Written request -> Print out, unchanged, the stretch of the data below from the line containing "For every button, label, input, icon, or" through the line containing "- close-icon[interactable]: ×: [732, 316, 743, 331]".

Records provided ->
┌──

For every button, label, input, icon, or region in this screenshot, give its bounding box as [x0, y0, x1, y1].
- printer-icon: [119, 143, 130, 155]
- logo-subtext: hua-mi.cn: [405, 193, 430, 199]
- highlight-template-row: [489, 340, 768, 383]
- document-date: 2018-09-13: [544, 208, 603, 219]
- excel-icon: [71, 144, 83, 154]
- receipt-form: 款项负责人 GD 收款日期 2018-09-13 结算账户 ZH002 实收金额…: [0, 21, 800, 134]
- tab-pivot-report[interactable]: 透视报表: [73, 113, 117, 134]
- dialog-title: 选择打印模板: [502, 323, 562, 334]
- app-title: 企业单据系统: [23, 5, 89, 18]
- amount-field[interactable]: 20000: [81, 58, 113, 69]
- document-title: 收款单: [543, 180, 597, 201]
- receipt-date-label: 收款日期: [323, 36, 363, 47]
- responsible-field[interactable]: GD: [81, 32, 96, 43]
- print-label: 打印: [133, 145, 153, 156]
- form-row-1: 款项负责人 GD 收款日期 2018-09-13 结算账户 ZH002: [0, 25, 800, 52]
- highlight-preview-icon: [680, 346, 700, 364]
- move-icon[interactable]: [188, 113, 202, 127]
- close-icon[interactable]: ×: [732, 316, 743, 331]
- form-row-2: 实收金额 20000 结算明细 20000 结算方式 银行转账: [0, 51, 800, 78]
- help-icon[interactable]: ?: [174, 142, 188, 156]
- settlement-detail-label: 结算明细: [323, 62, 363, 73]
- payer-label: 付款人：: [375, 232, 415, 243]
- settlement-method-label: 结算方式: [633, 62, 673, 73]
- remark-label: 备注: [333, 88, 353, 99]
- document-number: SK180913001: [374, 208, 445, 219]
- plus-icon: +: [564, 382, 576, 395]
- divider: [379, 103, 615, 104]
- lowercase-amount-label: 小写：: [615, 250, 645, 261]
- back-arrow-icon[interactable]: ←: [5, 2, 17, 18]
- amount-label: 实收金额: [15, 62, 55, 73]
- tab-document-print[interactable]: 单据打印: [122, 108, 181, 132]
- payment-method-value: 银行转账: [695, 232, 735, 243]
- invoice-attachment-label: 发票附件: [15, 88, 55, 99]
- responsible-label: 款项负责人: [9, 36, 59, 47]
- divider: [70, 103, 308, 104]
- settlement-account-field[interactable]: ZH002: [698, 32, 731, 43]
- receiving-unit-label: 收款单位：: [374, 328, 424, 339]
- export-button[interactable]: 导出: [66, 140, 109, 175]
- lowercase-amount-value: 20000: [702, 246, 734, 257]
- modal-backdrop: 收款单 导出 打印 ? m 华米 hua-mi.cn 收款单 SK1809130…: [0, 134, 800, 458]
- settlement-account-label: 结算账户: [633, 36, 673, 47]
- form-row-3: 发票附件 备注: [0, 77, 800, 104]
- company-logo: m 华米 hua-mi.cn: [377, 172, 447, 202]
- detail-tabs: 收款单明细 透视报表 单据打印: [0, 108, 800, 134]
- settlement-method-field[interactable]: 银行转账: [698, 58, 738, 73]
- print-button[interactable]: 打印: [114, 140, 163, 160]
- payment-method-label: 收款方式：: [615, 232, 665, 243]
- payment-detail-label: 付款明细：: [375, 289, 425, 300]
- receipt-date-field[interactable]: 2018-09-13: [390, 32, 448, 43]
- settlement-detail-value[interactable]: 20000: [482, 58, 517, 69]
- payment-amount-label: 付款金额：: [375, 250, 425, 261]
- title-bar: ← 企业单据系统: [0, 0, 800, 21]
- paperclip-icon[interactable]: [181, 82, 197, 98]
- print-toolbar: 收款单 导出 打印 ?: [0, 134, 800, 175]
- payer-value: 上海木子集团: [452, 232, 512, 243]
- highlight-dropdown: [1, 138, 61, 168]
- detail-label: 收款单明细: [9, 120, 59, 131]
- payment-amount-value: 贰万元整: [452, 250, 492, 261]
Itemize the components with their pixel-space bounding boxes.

└──
┌──

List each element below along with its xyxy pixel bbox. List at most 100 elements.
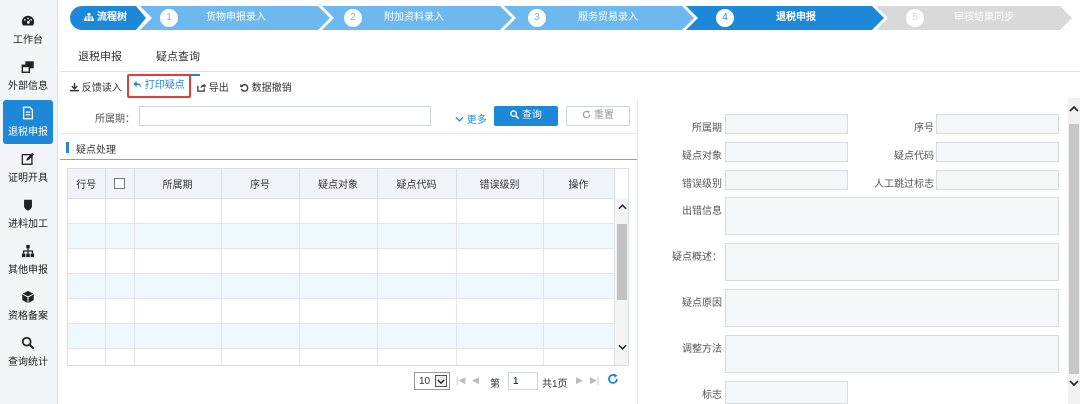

└──

Correct result ->
For every button, label, input, icon, or region in this screenshot, give its bounding box as [x0, y0, x1, y1].
- printer-icon: [119, 143, 130, 155]
- logo-subtext: hua-mi.cn: [405, 193, 430, 199]
- highlight-template-row: [489, 340, 768, 383]
- document-date: 2018-09-13: [544, 208, 603, 219]
- excel-icon: [71, 144, 83, 154]
- receipt-form: 款项负责人 GD 收款日期 2018-09-13 结算账户 ZH002 实收金额…: [0, 21, 800, 134]
- tab-pivot-report[interactable]: 透视报表: [73, 113, 117, 134]
- dialog-title: 选择打印模板: [502, 323, 562, 334]
- app-title: 企业单据系统: [23, 5, 89, 18]
- amount-field[interactable]: 20000: [81, 58, 113, 69]
- document-title: 收款单: [543, 180, 597, 201]
- receipt-date-label: 收款日期: [323, 36, 363, 47]
- responsible-field[interactable]: GD: [81, 32, 96, 43]
- print-label: 打印: [133, 145, 153, 156]
- form-row-1: 款项负责人 GD 收款日期 2018-09-13 结算账户 ZH002: [0, 25, 800, 52]
- highlight-preview-icon: [680, 346, 700, 364]
- move-icon[interactable]: [188, 113, 202, 127]
- close-icon[interactable]: ×: [732, 316, 743, 331]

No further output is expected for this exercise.